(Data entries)
────────

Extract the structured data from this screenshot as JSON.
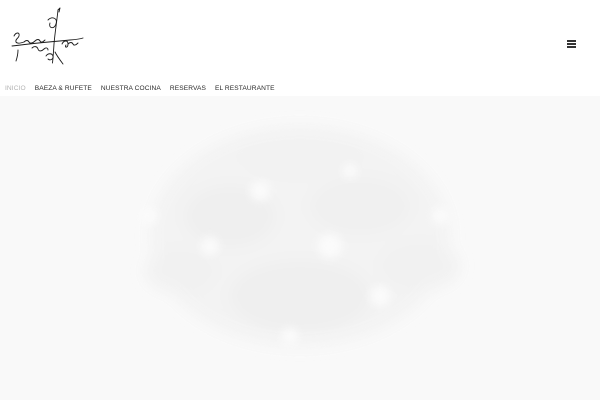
{
  "logo": {
    "name": "Baeza & Rufete signature logo"
  },
  "menu": {
    "icon": "hamburger-menu-icon"
  },
  "nav": {
    "items": [
      {
        "label": "INICIO",
        "active": true
      },
      {
        "label": "BAEZA & RUFETE",
        "active": false
      },
      {
        "label": "NUESTRA COCINA",
        "active": false
      },
      {
        "label": "RESERVAS",
        "active": false
      },
      {
        "label": "EL RESTAURANTE",
        "active": false
      }
    ]
  },
  "hero": {
    "background": "#f9f9f9"
  }
}
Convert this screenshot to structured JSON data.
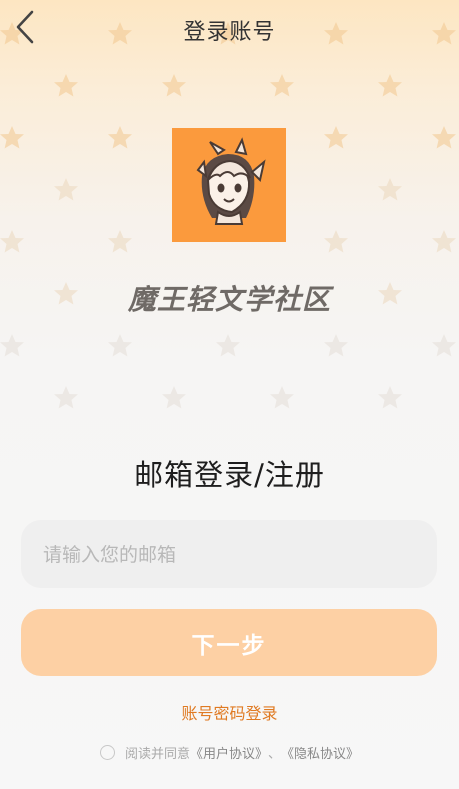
{
  "header": {
    "title": "登录账号",
    "back_icon": "chevron-left-icon"
  },
  "brand": {
    "logo_icon": "mascot-logo",
    "name": "魔王轻文学社区"
  },
  "form": {
    "heading": "邮箱登录/注册",
    "email_placeholder": "请输入您的邮箱",
    "email_value": "",
    "next_label": "下一步",
    "password_login_label": "账号密码登录"
  },
  "agreement": {
    "prefix": "阅读并同意",
    "user_agreement": "《用户协议》",
    "separator": "、",
    "privacy_agreement": "《隐私协议》",
    "checked": false
  },
  "colors": {
    "accent": "#e07a22",
    "button_disabled": "#fdd0a4",
    "logo_bg": "#fb9a3d"
  }
}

────────

Report how many lines of the listing above include the word "name". Say nothing but the number.

2